**AIM:** Return only this: the line with "What's the underlying" and all the lines that follow it below, through the final one, exactly as they are.

**EXTRACTED INFORMATION:**
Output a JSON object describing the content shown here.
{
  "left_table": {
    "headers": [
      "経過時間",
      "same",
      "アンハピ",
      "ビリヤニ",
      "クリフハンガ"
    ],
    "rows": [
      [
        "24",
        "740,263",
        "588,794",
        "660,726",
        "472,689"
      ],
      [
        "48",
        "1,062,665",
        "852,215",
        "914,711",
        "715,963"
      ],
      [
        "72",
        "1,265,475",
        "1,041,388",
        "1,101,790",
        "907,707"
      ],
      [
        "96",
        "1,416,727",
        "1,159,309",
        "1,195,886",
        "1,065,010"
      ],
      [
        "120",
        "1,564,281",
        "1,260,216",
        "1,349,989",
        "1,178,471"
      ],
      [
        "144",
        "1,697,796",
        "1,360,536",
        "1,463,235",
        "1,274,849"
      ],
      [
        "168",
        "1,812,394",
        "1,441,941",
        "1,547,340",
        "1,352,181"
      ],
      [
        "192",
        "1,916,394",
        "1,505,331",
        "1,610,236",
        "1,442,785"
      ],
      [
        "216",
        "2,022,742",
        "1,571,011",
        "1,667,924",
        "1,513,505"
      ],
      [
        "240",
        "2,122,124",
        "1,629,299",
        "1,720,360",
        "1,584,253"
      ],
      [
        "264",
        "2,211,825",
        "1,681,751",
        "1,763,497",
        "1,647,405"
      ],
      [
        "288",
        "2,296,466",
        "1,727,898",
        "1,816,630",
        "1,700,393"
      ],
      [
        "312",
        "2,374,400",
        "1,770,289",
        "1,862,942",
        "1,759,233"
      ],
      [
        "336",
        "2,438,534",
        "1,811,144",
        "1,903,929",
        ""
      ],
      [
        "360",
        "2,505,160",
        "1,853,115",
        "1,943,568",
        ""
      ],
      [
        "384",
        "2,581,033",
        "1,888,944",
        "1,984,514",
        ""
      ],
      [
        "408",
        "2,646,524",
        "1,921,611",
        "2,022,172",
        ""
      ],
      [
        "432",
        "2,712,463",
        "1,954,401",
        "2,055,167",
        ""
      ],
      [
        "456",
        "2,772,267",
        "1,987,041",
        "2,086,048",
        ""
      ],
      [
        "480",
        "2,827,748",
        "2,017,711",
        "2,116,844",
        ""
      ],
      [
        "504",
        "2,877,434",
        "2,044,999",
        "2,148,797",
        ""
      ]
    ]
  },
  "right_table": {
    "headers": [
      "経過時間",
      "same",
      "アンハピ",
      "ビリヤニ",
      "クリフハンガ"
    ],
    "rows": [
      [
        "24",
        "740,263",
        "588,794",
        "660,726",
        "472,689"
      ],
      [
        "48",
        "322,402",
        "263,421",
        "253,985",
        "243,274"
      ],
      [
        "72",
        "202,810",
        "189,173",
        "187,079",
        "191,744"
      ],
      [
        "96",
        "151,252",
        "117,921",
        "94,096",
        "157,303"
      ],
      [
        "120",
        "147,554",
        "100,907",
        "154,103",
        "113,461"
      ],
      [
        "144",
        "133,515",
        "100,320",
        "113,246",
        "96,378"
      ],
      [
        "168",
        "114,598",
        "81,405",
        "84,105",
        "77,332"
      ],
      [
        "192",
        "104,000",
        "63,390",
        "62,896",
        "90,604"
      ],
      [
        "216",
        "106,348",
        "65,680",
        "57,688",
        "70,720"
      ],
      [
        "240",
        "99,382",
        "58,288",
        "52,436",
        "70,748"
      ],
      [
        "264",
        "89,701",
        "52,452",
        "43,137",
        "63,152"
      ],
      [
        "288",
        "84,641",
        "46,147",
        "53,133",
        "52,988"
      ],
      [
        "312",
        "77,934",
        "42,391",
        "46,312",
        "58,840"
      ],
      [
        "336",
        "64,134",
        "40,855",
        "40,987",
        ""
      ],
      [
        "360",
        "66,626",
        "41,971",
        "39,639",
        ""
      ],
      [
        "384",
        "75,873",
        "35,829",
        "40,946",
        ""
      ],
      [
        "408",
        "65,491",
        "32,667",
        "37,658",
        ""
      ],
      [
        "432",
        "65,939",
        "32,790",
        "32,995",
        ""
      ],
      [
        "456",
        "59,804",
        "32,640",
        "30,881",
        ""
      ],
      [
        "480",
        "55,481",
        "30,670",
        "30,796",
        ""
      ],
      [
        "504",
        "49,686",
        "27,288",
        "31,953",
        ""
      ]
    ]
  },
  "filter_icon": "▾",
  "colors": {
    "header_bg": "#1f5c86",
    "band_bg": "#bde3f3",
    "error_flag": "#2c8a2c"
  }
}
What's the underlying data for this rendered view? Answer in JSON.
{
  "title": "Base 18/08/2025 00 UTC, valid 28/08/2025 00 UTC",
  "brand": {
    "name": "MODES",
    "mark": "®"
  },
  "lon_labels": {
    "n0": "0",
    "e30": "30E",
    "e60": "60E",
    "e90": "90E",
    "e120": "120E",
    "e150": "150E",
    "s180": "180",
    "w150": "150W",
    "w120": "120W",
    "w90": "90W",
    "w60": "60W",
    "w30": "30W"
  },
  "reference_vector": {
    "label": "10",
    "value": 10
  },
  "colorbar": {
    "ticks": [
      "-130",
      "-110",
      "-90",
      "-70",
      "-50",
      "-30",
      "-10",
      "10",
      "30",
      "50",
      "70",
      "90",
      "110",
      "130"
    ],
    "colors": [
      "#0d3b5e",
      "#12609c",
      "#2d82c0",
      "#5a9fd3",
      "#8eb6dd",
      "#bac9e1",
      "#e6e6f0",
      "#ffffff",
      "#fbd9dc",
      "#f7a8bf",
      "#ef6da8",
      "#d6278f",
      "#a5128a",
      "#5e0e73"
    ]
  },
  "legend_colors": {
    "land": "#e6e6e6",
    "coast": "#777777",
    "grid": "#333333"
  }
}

**RESPONSE BELOW:**
What's the underlying data for this rendered view? Answer in JSON.
{
  "title": "Base 18/08/2025 00 UTC, valid 28/08/2025 00 UTC",
  "brand": {
    "name": "MODES",
    "mark": "®"
  },
  "lon_labels": {
    "n0": "0",
    "e30": "30E",
    "e60": "60E",
    "e90": "90E",
    "e120": "120E",
    "e150": "150E",
    "s180": "180",
    "w150": "150W",
    "w120": "120W",
    "w90": "90W",
    "w60": "60W",
    "w30": "30W"
  },
  "reference_vector": {
    "label": "10",
    "value": 10
  },
  "colorbar": {
    "ticks": [
      "-130",
      "-110",
      "-90",
      "-70",
      "-50",
      "-30",
      "-10",
      "10",
      "30",
      "50",
      "70",
      "90",
      "110",
      "130"
    ],
    "colors": [
      "#0d3b5e",
      "#12609c",
      "#2d82c0",
      "#5a9fd3",
      "#8eb6dd",
      "#bac9e1",
      "#e6e6f0",
      "#ffffff",
      "#fbd9dc",
      "#f7a8bf",
      "#ef6da8",
      "#d6278f",
      "#a5128a",
      "#5e0e73"
    ]
  },
  "legend_colors": {
    "land": "#e6e6e6",
    "coast": "#777777",
    "grid": "#333333"
  }
}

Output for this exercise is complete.